* **AIM**:
Exact repetition of every entry is required.

* **EXCERPTED RECORDS**:
— start —
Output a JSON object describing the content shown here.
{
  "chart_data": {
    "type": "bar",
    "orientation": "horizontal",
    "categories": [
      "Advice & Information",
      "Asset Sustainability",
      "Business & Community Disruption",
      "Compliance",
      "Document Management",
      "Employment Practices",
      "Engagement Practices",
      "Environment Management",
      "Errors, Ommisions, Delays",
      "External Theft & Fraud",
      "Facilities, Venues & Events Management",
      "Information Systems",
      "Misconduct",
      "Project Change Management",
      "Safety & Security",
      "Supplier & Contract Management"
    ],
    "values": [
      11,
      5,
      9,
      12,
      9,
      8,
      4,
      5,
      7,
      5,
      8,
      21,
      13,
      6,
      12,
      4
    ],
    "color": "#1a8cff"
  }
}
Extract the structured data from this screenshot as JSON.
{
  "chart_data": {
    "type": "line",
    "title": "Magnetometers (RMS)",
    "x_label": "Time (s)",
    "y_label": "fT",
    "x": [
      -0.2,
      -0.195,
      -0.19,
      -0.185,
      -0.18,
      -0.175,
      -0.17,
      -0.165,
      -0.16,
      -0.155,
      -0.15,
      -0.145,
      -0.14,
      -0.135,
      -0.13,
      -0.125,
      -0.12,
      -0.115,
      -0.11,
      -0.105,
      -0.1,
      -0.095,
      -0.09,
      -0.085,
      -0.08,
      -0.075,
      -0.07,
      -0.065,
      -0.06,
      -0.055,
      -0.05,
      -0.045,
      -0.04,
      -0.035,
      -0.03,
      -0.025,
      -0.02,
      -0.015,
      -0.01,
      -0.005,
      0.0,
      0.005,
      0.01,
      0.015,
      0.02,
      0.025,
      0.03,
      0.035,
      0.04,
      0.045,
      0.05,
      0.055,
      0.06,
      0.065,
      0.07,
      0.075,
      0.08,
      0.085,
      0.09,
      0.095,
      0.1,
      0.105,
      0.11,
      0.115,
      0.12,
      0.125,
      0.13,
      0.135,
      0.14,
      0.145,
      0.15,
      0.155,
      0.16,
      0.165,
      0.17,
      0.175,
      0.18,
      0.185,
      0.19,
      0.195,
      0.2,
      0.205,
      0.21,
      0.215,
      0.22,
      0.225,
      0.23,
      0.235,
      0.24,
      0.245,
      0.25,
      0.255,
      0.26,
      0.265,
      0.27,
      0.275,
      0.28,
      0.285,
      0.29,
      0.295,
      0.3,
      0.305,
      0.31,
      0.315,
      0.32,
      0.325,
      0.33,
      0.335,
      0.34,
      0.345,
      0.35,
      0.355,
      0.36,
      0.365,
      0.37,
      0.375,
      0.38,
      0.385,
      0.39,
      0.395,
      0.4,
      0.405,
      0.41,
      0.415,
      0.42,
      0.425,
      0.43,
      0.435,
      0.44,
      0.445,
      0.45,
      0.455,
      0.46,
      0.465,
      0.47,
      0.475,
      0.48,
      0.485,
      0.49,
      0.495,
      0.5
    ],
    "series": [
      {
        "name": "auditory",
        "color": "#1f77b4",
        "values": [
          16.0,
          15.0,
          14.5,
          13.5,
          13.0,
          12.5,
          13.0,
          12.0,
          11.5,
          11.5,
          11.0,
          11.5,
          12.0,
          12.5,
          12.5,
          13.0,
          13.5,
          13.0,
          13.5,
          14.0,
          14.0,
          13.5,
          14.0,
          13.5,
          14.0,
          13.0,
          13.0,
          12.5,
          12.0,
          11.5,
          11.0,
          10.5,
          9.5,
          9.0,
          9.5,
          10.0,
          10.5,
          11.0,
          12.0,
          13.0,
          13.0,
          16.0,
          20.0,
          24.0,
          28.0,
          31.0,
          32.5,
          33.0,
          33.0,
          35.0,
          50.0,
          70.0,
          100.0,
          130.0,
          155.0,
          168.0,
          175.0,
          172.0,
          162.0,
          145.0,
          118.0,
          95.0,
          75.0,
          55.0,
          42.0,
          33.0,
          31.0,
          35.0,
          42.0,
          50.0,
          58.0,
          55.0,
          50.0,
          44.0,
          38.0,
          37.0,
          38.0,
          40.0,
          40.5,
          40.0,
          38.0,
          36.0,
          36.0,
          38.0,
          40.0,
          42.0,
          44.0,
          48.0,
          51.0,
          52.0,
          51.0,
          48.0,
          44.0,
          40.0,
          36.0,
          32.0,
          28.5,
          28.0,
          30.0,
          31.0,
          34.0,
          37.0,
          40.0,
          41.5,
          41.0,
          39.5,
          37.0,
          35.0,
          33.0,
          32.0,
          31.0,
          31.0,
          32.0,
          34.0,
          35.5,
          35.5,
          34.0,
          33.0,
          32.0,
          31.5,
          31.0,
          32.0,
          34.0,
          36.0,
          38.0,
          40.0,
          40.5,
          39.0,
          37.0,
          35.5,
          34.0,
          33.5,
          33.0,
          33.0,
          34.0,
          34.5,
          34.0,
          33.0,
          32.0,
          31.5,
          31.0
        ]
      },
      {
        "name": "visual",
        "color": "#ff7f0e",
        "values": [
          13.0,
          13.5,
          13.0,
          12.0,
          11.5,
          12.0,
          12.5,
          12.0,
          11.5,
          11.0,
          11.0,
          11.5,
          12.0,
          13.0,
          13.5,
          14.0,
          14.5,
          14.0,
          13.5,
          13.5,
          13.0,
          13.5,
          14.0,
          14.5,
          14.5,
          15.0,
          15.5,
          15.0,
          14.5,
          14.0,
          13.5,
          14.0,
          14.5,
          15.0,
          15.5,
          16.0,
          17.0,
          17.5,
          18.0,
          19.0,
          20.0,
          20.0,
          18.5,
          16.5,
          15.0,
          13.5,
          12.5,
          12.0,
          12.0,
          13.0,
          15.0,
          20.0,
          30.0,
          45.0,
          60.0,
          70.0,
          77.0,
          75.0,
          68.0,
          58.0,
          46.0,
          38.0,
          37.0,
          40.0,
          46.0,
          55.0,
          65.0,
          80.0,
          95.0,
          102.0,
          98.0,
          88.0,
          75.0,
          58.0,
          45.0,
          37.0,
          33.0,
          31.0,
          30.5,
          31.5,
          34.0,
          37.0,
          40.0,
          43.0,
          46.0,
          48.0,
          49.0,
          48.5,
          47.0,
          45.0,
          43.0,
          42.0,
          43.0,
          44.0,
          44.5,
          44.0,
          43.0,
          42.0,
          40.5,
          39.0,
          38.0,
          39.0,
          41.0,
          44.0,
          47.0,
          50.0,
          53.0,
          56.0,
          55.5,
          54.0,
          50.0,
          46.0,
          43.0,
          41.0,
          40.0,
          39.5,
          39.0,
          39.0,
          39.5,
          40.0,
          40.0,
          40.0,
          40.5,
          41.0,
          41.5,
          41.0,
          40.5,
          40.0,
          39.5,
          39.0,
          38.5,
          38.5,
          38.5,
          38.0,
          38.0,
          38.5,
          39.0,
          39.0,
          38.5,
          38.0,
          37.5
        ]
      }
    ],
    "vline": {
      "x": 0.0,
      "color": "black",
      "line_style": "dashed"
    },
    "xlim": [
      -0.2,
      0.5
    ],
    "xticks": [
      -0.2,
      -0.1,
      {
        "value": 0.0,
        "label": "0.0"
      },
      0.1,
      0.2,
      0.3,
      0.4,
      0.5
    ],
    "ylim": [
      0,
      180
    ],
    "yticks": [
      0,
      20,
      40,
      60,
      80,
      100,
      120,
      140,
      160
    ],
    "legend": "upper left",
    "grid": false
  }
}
— end —
* **RESULT**:
Output a JSON object describing the content shown here.
{
  "chart_data": {
    "type": "bar",
    "orientation": "horizontal",
    "categories": [
      "Advice & Information",
      "Asset Sustainability",
      "Business & Community Disruption",
      "Compliance",
      "Document Management",
      "Employment Practices",
      "Engagement Practices",
      "Environment Management",
      "Errors, Ommisions, Delays",
      "External Theft & Fraud",
      "Facilities, Venues & Events Management",
      "Information Systems",
      "Misconduct",
      "Project Change Management",
      "Safety & Security",
      "Supplier & Contract Management"
    ],
    "values": [
      11,
      5,
      9,
      12,
      9,
      8,
      4,
      5,
      7,
      5,
      8,
      21,
      13,
      6,
      12,
      4
    ],
    "color": "#1a8cff"
  }
}
Extract the structured data from this screenshot as JSON.
{
  "chart_data": {
    "type": "line",
    "title": "Magnetometers (RMS)",
    "x_label": "Time (s)",
    "y_label": "fT",
    "x": [
      -0.2,
      -0.195,
      -0.19,
      -0.185,
      -0.18,
      -0.175,
      -0.17,
      -0.165,
      -0.16,
      -0.155,
      -0.15,
      -0.145,
      -0.14,
      -0.135,
      -0.13,
      -0.125,
      -0.12,
      -0.115,
      -0.11,
      -0.105,
      -0.1,
      -0.095,
      -0.09,
      -0.085,
      -0.08,
      -0.075,
      -0.07,
      -0.065,
      -0.06,
      -0.055,
      -0.05,
      -0.045,
      -0.04,
      -0.035,
      -0.03,
      -0.025,
      -0.02,
      -0.015,
      -0.01,
      -0.005,
      0.0,
      0.005,
      0.01,
      0.015,
      0.02,
      0.025,
      0.03,
      0.035,
      0.04,
      0.045,
      0.05,
      0.055,
      0.06,
      0.065,
      0.07,
      0.075,
      0.08,
      0.085,
      0.09,
      0.095,
      0.1,
      0.105,
      0.11,
      0.115,
      0.12,
      0.125,
      0.13,
      0.135,
      0.14,
      0.145,
      0.15,
      0.155,
      0.16,
      0.165,
      0.17,
      0.175,
      0.18,
      0.185,
      0.19,
      0.195,
      0.2,
      0.205,
      0.21,
      0.215,
      0.22,
      0.225,
      0.23,
      0.235,
      0.24,
      0.245,
      0.25,
      0.255,
      0.26,
      0.265,
      0.27,
      0.275,
      0.28,
      0.285,
      0.29,
      0.295,
      0.3,
      0.305,
      0.31,
      0.315,
      0.32,
      0.325,
      0.33,
      0.335,
      0.34,
      0.345,
      0.35,
      0.355,
      0.36,
      0.365,
      0.37,
      0.375,
      0.38,
      0.385,
      0.39,
      0.395,
      0.4,
      0.405,
      0.41,
      0.415,
      0.42,
      0.425,
      0.43,
      0.435,
      0.44,
      0.445,
      0.45,
      0.455,
      0.46,
      0.465,
      0.47,
      0.475,
      0.48,
      0.485,
      0.49,
      0.495,
      0.5
    ],
    "series": [
      {
        "name": "auditory",
        "color": "#1f77b4",
        "values": [
          16.0,
          15.0,
          14.5,
          13.5,
          13.0,
          12.5,
          13.0,
          12.0,
          11.5,
          11.5,
          11.0,
          11.5,
          12.0,
          12.5,
          12.5,
          13.0,
          13.5,
          13.0,
          13.5,
          14.0,
          14.0,
          13.5,
          14.0,
          13.5,
          14.0,
          13.0,
          13.0,
          12.5,
          12.0,
          11.5,
          11.0,
          10.5,
          9.5,
          9.0,
          9.5,
          10.0,
          10.5,
          11.0,
          12.0,
          13.0,
          13.0,
          16.0,
          20.0,
          24.0,
          28.0,
          31.0,
          32.5,
          33.0,
          33.0,
          35.0,
          50.0,
          70.0,
          100.0,
          130.0,
          155.0,
          168.0,
          175.0,
          172.0,
          162.0,
          145.0,
          118.0,
          95.0,
          75.0,
          55.0,
          42.0,
          33.0,
          31.0,
          35.0,
          42.0,
          50.0,
          58.0,
          55.0,
          50.0,
          44.0,
          38.0,
          37.0,
          38.0,
          40.0,
          40.5,
          40.0,
          38.0,
          36.0,
          36.0,
          38.0,
          40.0,
          42.0,
          44.0,
          48.0,
          51.0,
          52.0,
          51.0,
          48.0,
          44.0,
          40.0,
          36.0,
          32.0,
          28.5,
          28.0,
          30.0,
          31.0,
          34.0,
          37.0,
          40.0,
          41.5,
          41.0,
          39.5,
          37.0,
          35.0,
          33.0,
          32.0,
          31.0,
          31.0,
          32.0,
          34.0,
          35.5,
          35.5,
          34.0,
          33.0,
          32.0,
          31.5,
          31.0,
          32.0,
          34.0,
          36.0,
          38.0,
          40.0,
          40.5,
          39.0,
          37.0,
          35.5,
          34.0,
          33.5,
          33.0,
          33.0,
          34.0,
          34.5,
          34.0,
          33.0,
          32.0,
          31.5,
          31.0
        ]
      },
      {
        "name": "visual",
        "color": "#ff7f0e",
        "values": [
          13.0,
          13.5,
          13.0,
          12.0,
          11.5,
          12.0,
          12.5,
          12.0,
          11.5,
          11.0,
          11.0,
          11.5,
          12.0,
          13.0,
          13.5,
          14.0,
          14.5,
          14.0,
          13.5,
          13.5,
          13.0,
          13.5,
          14.0,
          14.5,
          14.5,
          15.0,
          15.5,
          15.0,
          14.5,
          14.0,
          13.5,
          14.0,
          14.5,
          15.0,
          15.5,
          16.0,
          17.0,
          17.5,
          18.0,
          19.0,
          20.0,
          20.0,
          18.5,
          16.5,
          15.0,
          13.5,
          12.5,
          12.0,
          12.0,
          13.0,
          15.0,
          20.0,
          30.0,
          45.0,
          60.0,
          70.0,
          77.0,
          75.0,
          68.0,
          58.0,
          46.0,
          38.0,
          37.0,
          40.0,
          46.0,
          55.0,
          65.0,
          80.0,
          95.0,
          102.0,
          98.0,
          88.0,
          75.0,
          58.0,
          45.0,
          37.0,
          33.0,
          31.0,
          30.5,
          31.5,
          34.0,
          37.0,
          40.0,
          43.0,
          46.0,
          48.0,
          49.0,
          48.5,
          47.0,
          45.0,
          43.0,
          42.0,
          43.0,
          44.0,
          44.5,
          44.0,
          43.0,
          42.0,
          40.5,
          39.0,
          38.0,
          39.0,
          41.0,
          44.0,
          47.0,
          50.0,
          53.0,
          56.0,
          55.5,
          54.0,
          50.0,
          46.0,
          43.0,
          41.0,
          40.0,
          39.5,
          39.0,
          39.0,
          39.5,
          40.0,
          40.0,
          40.0,
          40.5,
          41.0,
          41.5,
          41.0,
          40.5,
          40.0,
          39.5,
          39.0,
          38.5,
          38.5,
          38.5,
          38.0,
          38.0,
          38.5,
          39.0,
          39.0,
          38.5,
          38.0,
          37.5
        ]
      }
    ],
    "vline": {
      "x": 0.0,
      "color": "black",
      "line_style": "dashed"
    },
    "xlim": [
      -0.2,
      0.5
    ],
    "xticks": [
      -0.2,
      -0.1,
      {
        "value": 0.0,
        "label": "0.0"
      },
      0.1,
      0.2,
      0.3,
      0.4,
      0.5
    ],
    "ylim": [
      0,
      180
    ],
    "yticks": [
      0,
      20,
      40,
      60,
      80,
      100,
      120,
      140,
      160
    ],
    "legend": "upper left",
    "grid": false
  }
}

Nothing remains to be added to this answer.